● **WHAT TO PRODUCE**
Scan the lines below; pull out those with "Hashbrowns".
==== THE INPUT ====
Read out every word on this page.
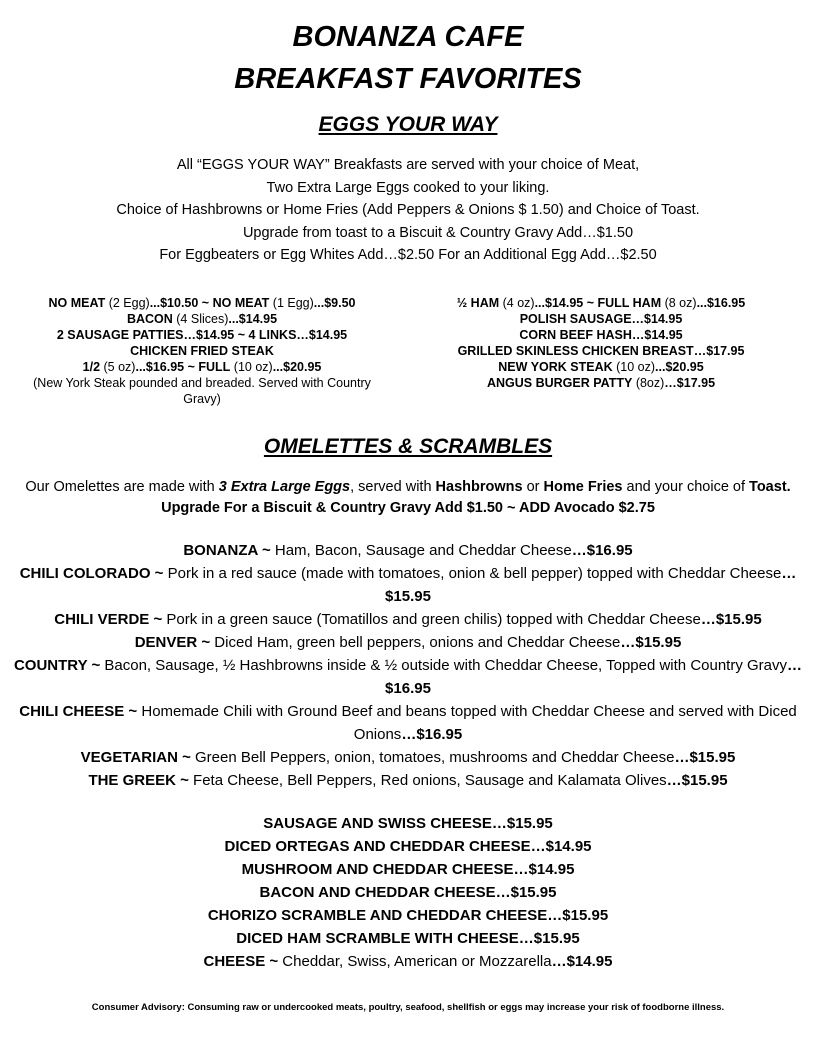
BONANZA CAFE
BREAKFAST FAVORITES
EGGS YOUR WAY
All “EGGS YOUR WAY” Breakfasts are served with your choice of Meat,
Two Extra Large Eggs cooked to your liking.
Choice of Hashbrowns or Home Fries (Add Peppers & Onions $ 1.50) and Choice of Toast.
Upgrade from toast to a Biscuit & Country Gravy Add…$1.50
For Eggbeaters or Egg Whites Add…$2.50 For an Additional Egg Add…$2.50
NO MEAT (2 Egg)...$10.50 ~ NO MEAT (1 Egg)...$9.50
BACON (4 Slices)...$14.95
2 SAUSAGE PATTIES…$14.95 ~ 4 LINKS…$14.95
CHICKEN FRIED STEAK
1/2 (5 oz)...$16.95 ~ FULL (10 oz)...$20.95
(New York Steak pounded and breaded. Served with Country Gravy)
½ HAM (4 oz)...$14.95 ~ FULL HAM (8 oz)...$16.95
POLISH SAUSAGE…$14.95
CORN BEEF HASH…$14.95
GRILLED SKINLESS CHICKEN BREAST…$17.95
NEW YORK STEAK (10 oz)...$20.95
ANGUS BURGER PATTY (8oz)…$17.95
OMELETTES & SCRAMBLES
Our Omelettes are made with 3 Extra Large Eggs, served with Hashbrowns or Home Fries and your choice of Toast. Upgrade For a Biscuit & Country Gravy Add $1.50 ~ ADD Avocado $2.75
BONANZA ~ Ham, Bacon, Sausage and Cheddar Cheese…$16.95
CHILI COLORADO ~ Pork in a red sauce (made with tomatoes, onion & bell pepper) topped with Cheddar Cheese…$15.95
CHILI VERDE ~ Pork in a green sauce (Tomatillos and green chilis) topped with Cheddar Cheese…$15.95
DENVER ~ Diced Ham, green bell peppers, onions and Cheddar Cheese…$15.95
COUNTRY ~ Bacon, Sausage, ½ Hashbrowns inside & ½ outside with Cheddar Cheese, Topped with Country Gravy…$16.95
CHILI CHEESE ~ Homemade Chili with Ground Beef and beans topped with Cheddar Cheese and served with Diced Onions…$16.95
VEGETARIAN ~ Green Bell Peppers, onion, tomatoes, mushrooms and Cheddar Cheese…$15.95
THE GREEK ~ Feta Cheese, Bell Peppers, Red onions, Sausage and Kalamata Olives…$15.95
SAUSAGE AND SWISS CHEESE…$15.95
DICED ORTEGAS AND CHEDDAR CHEESE…$14.95
MUSHROOM AND CHEDDAR CHEESE…$14.95
BACON AND CHEDDAR CHEESE…$15.95
CHORIZO SCRAMBLE AND CHEDDAR CHEESE…$15.95
DICED HAM SCRAMBLE WITH CHEESE…$15.95
CHEESE ~ Cheddar, Swiss, American or Mozzarella…$14.95
Consumer Advisory: Consuming raw or undercooked meats, poultry, seafood, shellfish or eggs may increase your risk of foodborne illness.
====
● **REPLY**
Choice of Hashbrowns or Home Fries (Add Peppers & Onions $ 1.50) and Choice of Toast.
Our Omelettes are made with 3 Extra Large Eggs, served with Hashbrowns or Home Fries and your choice of Toast. Upgrade For a Biscuit & Country Gravy Add $1.50 ~ ADD Avocado $2.75
COUNTRY ~ Bacon, Sausage, ½ Hashbrowns inside & ½ outside with Cheddar Cheese, Topped with Country Gravy…$16.95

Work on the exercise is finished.